━━━━━ RECORD SET ━━━━━

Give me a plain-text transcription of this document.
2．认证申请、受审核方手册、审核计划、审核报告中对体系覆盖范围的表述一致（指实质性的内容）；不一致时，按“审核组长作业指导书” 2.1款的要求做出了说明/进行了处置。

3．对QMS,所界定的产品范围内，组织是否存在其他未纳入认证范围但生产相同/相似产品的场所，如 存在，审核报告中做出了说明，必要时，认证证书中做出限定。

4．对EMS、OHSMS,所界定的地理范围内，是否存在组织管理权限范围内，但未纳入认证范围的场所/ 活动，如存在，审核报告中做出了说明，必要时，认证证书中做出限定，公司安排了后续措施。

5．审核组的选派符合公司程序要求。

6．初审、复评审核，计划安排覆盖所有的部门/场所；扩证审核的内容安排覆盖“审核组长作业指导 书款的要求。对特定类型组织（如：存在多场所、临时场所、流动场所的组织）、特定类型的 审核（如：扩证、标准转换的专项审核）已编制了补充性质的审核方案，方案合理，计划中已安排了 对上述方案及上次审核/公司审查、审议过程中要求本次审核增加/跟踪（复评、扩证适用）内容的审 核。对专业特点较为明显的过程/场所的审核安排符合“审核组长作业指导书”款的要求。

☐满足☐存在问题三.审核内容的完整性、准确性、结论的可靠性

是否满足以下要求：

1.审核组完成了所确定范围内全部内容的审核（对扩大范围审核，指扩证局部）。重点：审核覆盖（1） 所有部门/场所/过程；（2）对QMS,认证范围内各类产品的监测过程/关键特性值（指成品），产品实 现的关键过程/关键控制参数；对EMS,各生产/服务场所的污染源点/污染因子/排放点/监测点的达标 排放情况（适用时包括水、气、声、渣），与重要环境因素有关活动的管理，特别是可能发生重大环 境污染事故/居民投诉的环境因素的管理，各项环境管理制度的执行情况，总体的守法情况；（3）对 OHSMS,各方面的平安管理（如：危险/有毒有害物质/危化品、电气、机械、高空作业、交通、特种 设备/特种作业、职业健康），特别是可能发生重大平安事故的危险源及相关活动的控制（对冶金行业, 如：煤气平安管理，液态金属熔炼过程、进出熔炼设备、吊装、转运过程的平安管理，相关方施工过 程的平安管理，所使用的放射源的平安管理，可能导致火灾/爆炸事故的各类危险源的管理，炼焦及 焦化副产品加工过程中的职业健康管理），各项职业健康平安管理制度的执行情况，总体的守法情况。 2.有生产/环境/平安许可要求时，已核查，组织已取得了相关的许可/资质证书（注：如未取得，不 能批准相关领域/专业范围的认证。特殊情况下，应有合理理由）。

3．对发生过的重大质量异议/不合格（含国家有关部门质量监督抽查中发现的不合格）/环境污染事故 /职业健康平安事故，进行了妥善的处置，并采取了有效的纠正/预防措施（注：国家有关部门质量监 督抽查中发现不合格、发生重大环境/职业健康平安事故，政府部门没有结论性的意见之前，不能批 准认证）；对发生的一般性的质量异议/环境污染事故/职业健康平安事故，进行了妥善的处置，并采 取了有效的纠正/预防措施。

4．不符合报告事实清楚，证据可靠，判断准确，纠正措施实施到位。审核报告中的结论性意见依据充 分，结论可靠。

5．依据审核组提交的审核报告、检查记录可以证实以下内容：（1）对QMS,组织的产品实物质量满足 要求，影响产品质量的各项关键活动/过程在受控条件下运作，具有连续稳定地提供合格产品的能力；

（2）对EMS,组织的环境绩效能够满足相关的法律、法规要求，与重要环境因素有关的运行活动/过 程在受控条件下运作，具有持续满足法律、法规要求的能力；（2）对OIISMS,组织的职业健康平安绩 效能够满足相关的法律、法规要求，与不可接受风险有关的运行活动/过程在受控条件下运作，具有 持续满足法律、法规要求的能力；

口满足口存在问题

━━━━━

◆ WHAT YOU WILL DO ◆
Retype the material in full. Each word must match.

◆ SOLUTION TO THE PROBLEM ◆
Give me a plain-text transcription of this document.
2．认证申请、受审核方手册、审核计划、审核报告中对体系覆盖范围的表述一致（指实质性的内容）；不一致时，按“审核组长作业指导书” 2.1款的要求做出了说明/进行了处置。

3．对QMS,所界定的产品范围内，组织是否存在其他未纳入认证范围但生产相同/相似产品的场所，如 存在，审核报告中做出了说明，必要时，认证证书中做出限定。

4．对EMS、OHSMS,所界定的地理范围内，是否存在组织管理权限范围内，但未纳入认证范围的场所/ 活动，如存在，审核报告中做出了说明，必要时，认证证书中做出限定，公司安排了后续措施。

5．审核组的选派符合公司程序要求。

6．初审、复评审核，计划安排覆盖所有的部门/场所；扩证审核的内容安排覆盖“审核组长作业指导 书款的要求。对特定类型组织（如：存在多场所、临时场所、流动场所的组织）、特定类型的 审核（如：扩证、标准转换的专项审核）已编制了补充性质的审核方案，方案合理，计划中已安排了 对上述方案及上次审核/公司审查、审议过程中要求本次审核增加/跟踪（复评、扩证适用）内容的审 核。对专业特点较为明显的过程/场所的审核安排符合“审核组长作业指导书”款的要求。

☐满足☐存在问题三.审核内容的完整性、准确性、结论的可靠性

是否满足以下要求：

1.审核组完成了所确定范围内全部内容的审核（对扩大范围审核，指扩证局部）。重点：审核覆盖（1） 所有部门/场所/过程；（2）对QMS,认证范围内各类产品的监测过程/关键特性值（指成品），产品实 现的关键过程/关键控制参数；对EMS,各生产/服务场所的污染源点/污染因子/排放点/监测点的达标 排放情况（适用时包括水、气、声、渣），与重要环境因素有关活动的管理，特别是可能发生重大环 境污染事故/居民投诉的环境因素的管理，各项环境管理制度的执行情况，总体的守法情况；（3）对 OHSMS,各方面的平安管理（如：危险/有毒有害物质/危化品、电气、机械、高空作业、交通、特种 设备/特种作业、职业健康），特别是可能发生重大平安事故的危险源及相关活动的控制（对冶金行业, 如：煤气平安管理，液态金属熔炼过程、进出熔炼设备、吊装、转运过程的平安管理，相关方施工过 程的平安管理，所使用的放射源的平安管理，可能导致火灾/爆炸事故的各类危险源的管理，炼焦及 焦化副产品加工过程中的职业健康管理），各项职业健康平安管理制度的执行情况，总体的守法情况。 2.有生产/环境/平安许可要求时，已核查，组织已取得了相关的许可/资质证书（注：如未取得，不 能批准相关领域/专业范围的认证。特殊情况下，应有合理理由）。

3．对发生过的重大质量异议/不合格（含国家有关部门质量监督抽查中发现的不合格）/环境污染事故 /职业健康平安事故，进行了妥善的处置，并采取了有效的纠正/预防措施（注：国家有关部门质量监 督抽查中发现不合格、发生重大环境/职业健康平安事故，政府部门没有结论性的意见之前，不能批 准认证）；对发生的一般性的质量异议/环境污染事故/职业健康平安事故，进行了妥善的处置，并采 取了有效的纠正/预防措施。

4．不符合报告事实清楚，证据可靠，判断准确，纠正措施实施到位。审核报告中的结论性意见依据充 分，结论可靠。

5．依据审核组提交的审核报告、检查记录可以证实以下内容：（1）对QMS,组织的产品实物质量满足 要求，影响产品质量的各项关键活动/过程在受控条件下运作，具有连续稳定地提供合格产品的能力；

（2）对EMS,组织的环境绩效能够满足相关的法律、法规要求，与重要环境因素有关的运行活动/过 程在受控条件下运作，具有持续满足法律、法规要求的能力；（2）对OIISMS,组织的职业健康平安绩 效能够满足相关的法律、法规要求，与不可接受风险有关的运行活动/过程在受控条件下运作，具有 持续满足法律、法规要求的能力；

口满足口存在问题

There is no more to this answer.